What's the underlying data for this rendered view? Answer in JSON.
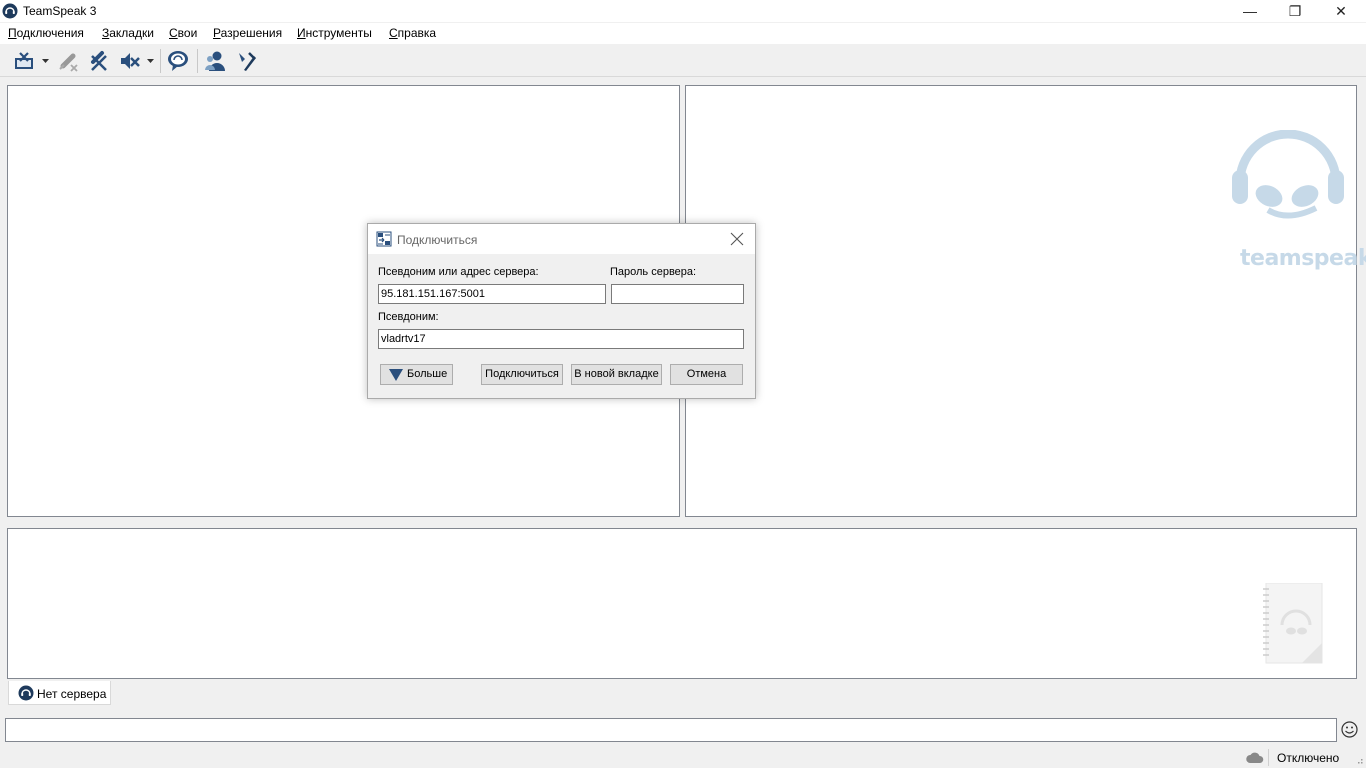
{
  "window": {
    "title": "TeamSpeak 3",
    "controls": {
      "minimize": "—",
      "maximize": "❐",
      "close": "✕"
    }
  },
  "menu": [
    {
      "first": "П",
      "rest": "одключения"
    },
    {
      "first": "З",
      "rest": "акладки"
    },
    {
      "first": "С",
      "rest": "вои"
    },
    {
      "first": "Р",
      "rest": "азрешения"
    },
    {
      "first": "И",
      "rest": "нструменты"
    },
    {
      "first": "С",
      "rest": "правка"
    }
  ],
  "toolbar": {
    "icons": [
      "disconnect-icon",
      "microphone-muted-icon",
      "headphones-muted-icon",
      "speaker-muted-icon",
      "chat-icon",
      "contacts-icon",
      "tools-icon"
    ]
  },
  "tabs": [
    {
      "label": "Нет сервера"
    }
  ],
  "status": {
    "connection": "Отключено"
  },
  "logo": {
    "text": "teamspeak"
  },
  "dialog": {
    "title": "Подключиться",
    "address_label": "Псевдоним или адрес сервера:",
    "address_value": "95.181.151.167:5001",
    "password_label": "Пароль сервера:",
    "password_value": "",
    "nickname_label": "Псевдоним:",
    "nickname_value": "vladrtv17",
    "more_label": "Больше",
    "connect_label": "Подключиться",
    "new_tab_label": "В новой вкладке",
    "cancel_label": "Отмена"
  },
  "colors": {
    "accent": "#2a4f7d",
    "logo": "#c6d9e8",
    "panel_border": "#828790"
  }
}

# # # # # # #

Repeat each entry above word for word, leaving every picture out.

What's the underlying data for this rendered view? Answer in JSON.
{
  "window": {
    "title": "TeamSpeak 3",
    "controls": {
      "minimize": "—",
      "maximize": "❐",
      "close": "✕"
    }
  },
  "menu": [
    {
      "first": "П",
      "rest": "одключения"
    },
    {
      "first": "З",
      "rest": "акладки"
    },
    {
      "first": "С",
      "rest": "вои"
    },
    {
      "first": "Р",
      "rest": "азрешения"
    },
    {
      "first": "И",
      "rest": "нструменты"
    },
    {
      "first": "С",
      "rest": "правка"
    }
  ],
  "toolbar": {
    "icons": [
      "disconnect-icon",
      "microphone-muted-icon",
      "headphones-muted-icon",
      "speaker-muted-icon",
      "chat-icon",
      "contacts-icon",
      "tools-icon"
    ]
  },
  "tabs": [
    {
      "label": "Нет сервера"
    }
  ],
  "status": {
    "connection": "Отключено"
  },
  "logo": {
    "text": "teamspeak"
  },
  "dialog": {
    "title": "Подключиться",
    "address_label": "Псевдоним или адрес сервера:",
    "address_value": "95.181.151.167:5001",
    "password_label": "Пароль сервера:",
    "password_value": "",
    "nickname_label": "Псевдоним:",
    "nickname_value": "vladrtv17",
    "more_label": "Больше",
    "connect_label": "Подключиться",
    "new_tab_label": "В новой вкладке",
    "cancel_label": "Отмена"
  },
  "colors": {
    "accent": "#2a4f7d",
    "logo": "#c6d9e8",
    "panel_border": "#828790"
  }
}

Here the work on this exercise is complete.